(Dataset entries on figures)

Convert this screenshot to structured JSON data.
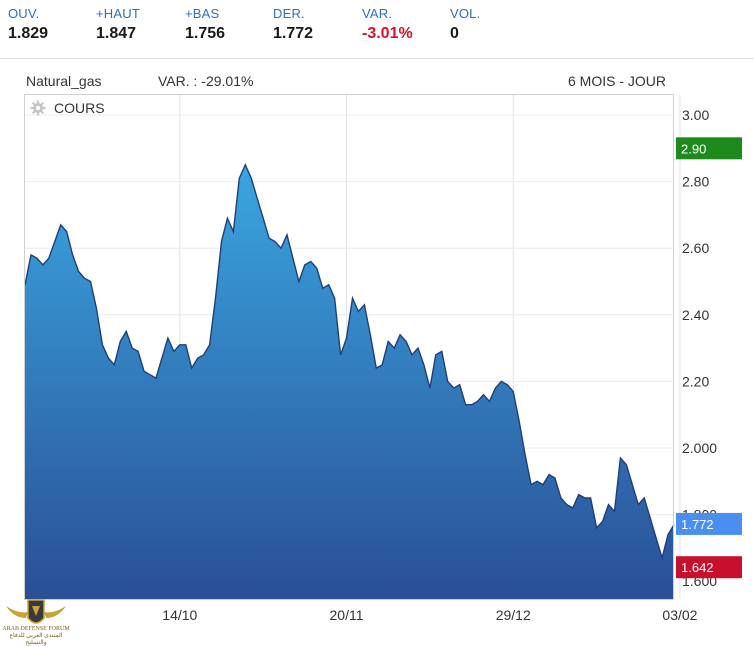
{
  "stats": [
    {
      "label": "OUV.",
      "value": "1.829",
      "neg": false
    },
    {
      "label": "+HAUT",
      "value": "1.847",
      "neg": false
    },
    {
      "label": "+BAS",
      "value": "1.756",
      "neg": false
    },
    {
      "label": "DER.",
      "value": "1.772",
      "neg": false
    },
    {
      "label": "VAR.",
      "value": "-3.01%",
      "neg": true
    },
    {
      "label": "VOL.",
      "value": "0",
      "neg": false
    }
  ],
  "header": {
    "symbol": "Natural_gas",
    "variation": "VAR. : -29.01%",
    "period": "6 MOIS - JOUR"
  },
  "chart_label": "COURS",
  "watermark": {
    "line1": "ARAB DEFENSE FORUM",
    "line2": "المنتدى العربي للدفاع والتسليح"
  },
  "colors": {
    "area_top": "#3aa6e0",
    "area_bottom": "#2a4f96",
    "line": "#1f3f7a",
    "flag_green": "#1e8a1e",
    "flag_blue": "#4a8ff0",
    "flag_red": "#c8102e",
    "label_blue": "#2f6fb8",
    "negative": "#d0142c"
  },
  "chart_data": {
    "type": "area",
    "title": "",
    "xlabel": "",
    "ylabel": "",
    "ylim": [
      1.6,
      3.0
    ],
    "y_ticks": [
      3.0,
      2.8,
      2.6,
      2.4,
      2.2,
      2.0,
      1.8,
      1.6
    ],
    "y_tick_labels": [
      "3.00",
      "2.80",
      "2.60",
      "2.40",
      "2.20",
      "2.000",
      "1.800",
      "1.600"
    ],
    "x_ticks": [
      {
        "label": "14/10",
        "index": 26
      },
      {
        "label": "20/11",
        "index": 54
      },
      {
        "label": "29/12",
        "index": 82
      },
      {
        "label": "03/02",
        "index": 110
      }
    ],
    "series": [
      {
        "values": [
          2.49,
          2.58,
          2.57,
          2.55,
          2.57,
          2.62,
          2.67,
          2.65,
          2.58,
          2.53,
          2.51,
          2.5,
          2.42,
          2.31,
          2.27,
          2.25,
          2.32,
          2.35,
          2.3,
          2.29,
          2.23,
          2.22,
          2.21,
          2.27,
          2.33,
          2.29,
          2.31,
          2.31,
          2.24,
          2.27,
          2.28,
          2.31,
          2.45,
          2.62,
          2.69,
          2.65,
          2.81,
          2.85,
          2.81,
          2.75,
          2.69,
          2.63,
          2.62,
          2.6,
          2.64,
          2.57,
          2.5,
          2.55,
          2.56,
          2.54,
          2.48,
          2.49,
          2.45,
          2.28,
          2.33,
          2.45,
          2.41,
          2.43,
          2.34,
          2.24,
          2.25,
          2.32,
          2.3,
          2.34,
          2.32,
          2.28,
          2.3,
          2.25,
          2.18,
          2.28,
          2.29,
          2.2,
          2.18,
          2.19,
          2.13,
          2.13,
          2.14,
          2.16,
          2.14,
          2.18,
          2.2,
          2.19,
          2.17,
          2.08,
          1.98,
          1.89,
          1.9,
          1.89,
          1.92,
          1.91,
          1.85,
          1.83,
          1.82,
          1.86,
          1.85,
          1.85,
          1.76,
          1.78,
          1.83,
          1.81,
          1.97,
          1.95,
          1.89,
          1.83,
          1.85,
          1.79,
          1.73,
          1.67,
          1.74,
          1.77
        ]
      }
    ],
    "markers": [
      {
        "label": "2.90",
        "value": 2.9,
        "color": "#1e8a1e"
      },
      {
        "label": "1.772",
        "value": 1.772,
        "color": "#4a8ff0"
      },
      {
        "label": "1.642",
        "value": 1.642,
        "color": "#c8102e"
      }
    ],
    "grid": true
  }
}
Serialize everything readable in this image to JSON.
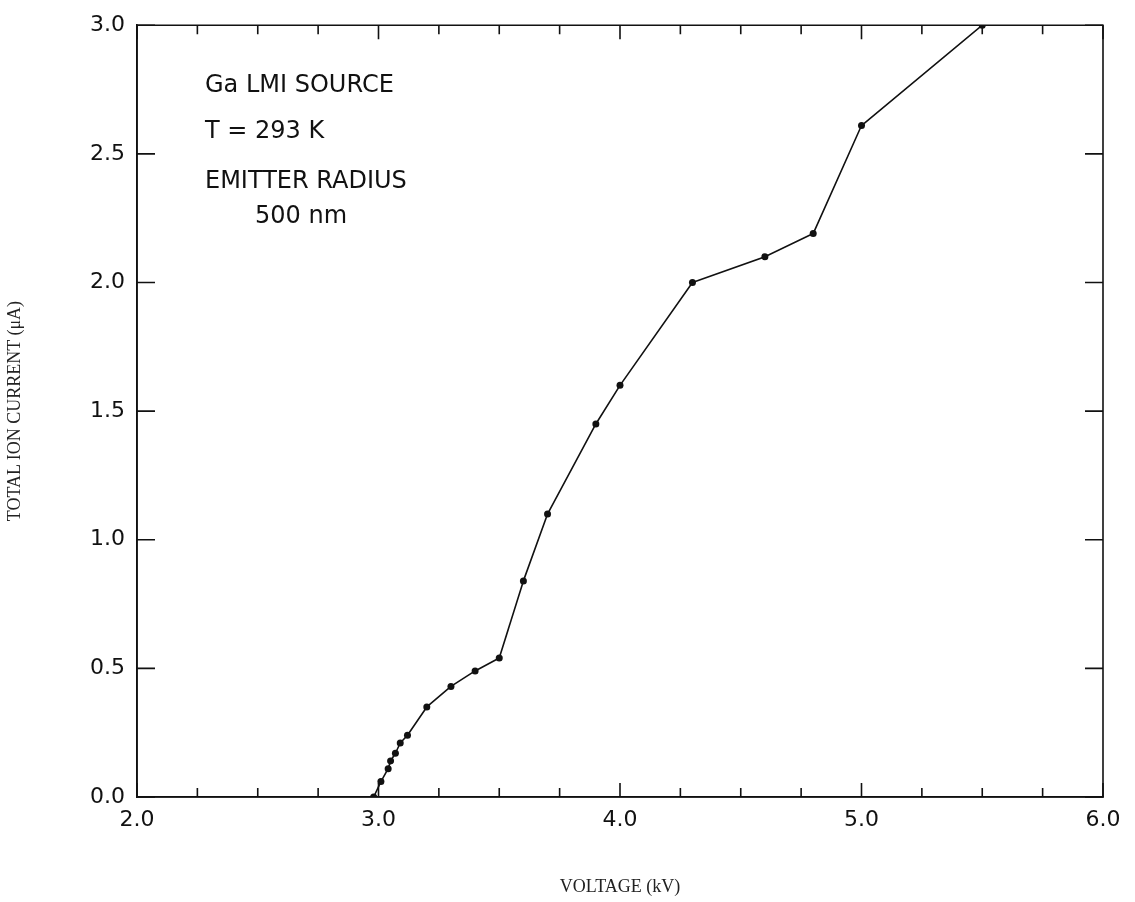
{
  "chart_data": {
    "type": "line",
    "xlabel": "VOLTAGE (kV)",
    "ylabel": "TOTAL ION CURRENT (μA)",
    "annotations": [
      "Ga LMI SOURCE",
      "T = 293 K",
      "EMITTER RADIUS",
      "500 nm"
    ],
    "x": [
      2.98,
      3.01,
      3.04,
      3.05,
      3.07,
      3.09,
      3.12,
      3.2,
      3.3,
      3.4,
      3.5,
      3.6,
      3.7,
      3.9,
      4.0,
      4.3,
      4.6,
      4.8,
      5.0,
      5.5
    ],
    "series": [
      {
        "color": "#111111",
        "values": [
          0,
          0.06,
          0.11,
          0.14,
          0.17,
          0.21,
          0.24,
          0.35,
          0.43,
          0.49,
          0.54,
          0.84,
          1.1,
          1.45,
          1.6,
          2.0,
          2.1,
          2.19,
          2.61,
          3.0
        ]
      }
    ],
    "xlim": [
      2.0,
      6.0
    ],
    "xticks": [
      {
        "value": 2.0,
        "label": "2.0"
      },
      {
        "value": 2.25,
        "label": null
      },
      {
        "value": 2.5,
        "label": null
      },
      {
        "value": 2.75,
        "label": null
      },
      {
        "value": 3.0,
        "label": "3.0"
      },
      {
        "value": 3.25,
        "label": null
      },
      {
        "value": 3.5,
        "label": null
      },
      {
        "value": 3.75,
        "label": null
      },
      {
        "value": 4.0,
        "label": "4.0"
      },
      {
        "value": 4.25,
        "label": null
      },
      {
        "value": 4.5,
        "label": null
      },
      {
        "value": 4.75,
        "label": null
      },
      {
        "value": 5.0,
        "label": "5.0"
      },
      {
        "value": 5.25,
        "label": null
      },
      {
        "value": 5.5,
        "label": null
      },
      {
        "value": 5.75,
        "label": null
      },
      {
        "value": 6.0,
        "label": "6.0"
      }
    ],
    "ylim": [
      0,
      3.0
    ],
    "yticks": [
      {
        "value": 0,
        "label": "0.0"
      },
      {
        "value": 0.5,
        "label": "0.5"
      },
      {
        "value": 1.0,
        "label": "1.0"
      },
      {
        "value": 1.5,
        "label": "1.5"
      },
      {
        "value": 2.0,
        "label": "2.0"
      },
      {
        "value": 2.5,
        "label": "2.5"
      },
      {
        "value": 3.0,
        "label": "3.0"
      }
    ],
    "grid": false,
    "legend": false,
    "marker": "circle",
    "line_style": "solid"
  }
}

---

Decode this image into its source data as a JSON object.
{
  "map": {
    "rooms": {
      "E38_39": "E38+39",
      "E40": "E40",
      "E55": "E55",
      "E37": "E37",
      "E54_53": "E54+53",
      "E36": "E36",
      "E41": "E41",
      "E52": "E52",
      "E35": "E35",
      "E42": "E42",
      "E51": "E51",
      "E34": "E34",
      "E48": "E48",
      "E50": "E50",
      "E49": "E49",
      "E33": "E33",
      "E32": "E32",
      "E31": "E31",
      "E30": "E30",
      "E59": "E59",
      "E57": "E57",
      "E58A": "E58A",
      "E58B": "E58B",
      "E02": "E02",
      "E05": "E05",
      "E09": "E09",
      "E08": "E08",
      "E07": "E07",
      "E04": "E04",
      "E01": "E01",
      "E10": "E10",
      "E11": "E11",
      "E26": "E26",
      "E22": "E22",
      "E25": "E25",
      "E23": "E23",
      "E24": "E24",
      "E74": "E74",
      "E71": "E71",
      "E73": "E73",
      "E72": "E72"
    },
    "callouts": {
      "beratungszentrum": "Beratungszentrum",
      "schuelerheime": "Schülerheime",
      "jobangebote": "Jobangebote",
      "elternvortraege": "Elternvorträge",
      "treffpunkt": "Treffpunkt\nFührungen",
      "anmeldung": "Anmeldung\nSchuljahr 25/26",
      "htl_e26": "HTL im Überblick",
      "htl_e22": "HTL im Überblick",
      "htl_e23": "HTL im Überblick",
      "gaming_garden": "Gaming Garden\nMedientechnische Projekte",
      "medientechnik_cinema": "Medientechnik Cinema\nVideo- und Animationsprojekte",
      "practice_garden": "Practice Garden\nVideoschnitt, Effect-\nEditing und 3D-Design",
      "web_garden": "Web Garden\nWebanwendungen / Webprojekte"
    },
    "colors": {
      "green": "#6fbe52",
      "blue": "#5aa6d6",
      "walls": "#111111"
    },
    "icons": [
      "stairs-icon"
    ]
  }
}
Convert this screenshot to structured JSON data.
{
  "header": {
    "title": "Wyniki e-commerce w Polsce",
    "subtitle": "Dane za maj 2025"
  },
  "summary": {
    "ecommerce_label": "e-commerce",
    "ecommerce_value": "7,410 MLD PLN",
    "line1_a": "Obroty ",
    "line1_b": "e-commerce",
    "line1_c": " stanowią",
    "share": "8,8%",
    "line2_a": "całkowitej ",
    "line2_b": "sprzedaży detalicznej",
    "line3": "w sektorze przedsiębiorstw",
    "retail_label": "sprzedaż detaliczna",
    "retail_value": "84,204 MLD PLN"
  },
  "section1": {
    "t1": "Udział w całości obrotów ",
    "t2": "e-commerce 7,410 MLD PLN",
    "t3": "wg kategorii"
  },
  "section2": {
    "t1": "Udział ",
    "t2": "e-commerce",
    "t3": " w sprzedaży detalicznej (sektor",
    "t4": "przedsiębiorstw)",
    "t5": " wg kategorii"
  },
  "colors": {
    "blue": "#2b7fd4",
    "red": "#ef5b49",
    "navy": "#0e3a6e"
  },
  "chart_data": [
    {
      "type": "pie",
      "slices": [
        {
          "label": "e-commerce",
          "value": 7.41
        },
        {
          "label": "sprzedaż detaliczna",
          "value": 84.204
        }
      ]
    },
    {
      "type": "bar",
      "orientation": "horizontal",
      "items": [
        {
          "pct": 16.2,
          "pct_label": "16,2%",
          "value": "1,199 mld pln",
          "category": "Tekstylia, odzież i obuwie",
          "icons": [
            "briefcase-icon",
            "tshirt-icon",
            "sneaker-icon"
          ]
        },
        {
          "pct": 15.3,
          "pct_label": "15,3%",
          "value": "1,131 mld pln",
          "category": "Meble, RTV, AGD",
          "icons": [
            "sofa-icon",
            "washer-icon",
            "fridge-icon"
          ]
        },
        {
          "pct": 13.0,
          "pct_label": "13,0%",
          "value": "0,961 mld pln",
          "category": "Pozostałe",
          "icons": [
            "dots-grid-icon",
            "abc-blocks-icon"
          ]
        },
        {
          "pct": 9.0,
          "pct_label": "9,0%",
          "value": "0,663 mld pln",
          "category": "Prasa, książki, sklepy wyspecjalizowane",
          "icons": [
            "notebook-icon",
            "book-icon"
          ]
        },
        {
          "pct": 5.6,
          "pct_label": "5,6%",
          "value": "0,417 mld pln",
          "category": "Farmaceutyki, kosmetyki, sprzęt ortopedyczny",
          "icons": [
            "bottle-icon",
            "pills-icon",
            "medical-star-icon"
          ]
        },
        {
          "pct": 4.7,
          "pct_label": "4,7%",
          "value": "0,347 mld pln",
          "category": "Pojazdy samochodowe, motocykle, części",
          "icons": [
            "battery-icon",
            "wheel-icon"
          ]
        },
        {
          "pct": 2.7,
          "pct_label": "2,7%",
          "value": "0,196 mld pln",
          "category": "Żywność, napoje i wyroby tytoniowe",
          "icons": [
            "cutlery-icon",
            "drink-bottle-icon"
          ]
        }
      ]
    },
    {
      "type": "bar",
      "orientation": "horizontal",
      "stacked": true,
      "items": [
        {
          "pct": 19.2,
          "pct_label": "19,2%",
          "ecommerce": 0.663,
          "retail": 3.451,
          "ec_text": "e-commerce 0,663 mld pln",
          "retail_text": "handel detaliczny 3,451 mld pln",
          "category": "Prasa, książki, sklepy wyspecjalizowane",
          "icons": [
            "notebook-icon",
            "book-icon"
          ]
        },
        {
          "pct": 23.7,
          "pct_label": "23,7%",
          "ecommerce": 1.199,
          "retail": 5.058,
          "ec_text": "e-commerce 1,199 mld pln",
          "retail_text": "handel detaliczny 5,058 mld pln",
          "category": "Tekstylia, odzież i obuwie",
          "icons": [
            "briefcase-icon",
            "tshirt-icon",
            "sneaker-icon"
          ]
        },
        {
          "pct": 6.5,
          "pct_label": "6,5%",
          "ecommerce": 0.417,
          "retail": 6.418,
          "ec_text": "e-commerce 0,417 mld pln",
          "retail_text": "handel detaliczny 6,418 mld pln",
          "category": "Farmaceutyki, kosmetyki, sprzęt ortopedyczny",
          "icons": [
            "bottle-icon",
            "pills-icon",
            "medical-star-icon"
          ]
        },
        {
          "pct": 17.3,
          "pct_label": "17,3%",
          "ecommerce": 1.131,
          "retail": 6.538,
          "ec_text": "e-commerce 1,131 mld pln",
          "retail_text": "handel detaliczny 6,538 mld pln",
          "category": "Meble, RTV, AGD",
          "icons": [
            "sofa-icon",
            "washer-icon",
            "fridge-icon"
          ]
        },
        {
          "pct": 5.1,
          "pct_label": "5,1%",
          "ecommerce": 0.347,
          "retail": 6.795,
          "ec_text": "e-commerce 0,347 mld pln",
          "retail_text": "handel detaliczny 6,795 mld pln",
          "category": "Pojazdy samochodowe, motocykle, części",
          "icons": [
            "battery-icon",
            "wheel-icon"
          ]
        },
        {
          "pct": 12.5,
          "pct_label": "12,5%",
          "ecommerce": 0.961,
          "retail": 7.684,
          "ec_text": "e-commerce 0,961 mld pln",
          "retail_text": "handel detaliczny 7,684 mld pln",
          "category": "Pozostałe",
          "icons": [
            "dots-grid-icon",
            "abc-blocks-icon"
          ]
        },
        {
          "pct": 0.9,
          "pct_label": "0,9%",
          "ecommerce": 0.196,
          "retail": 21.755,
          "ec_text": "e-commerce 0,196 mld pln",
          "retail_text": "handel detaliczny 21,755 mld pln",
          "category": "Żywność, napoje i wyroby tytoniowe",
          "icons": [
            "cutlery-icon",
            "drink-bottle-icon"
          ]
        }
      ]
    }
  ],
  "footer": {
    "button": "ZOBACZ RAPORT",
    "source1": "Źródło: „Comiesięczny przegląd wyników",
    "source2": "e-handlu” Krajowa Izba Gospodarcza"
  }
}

▶ _Problem to work on_
Consider the entries above and return each line with the string "Überblick".

▶ _Problem solution_
      "htl_e26": "HTL im Überblick",
      "htl_e22": "HTL im Überblick",
      "htl_e23": "HTL im Überblick",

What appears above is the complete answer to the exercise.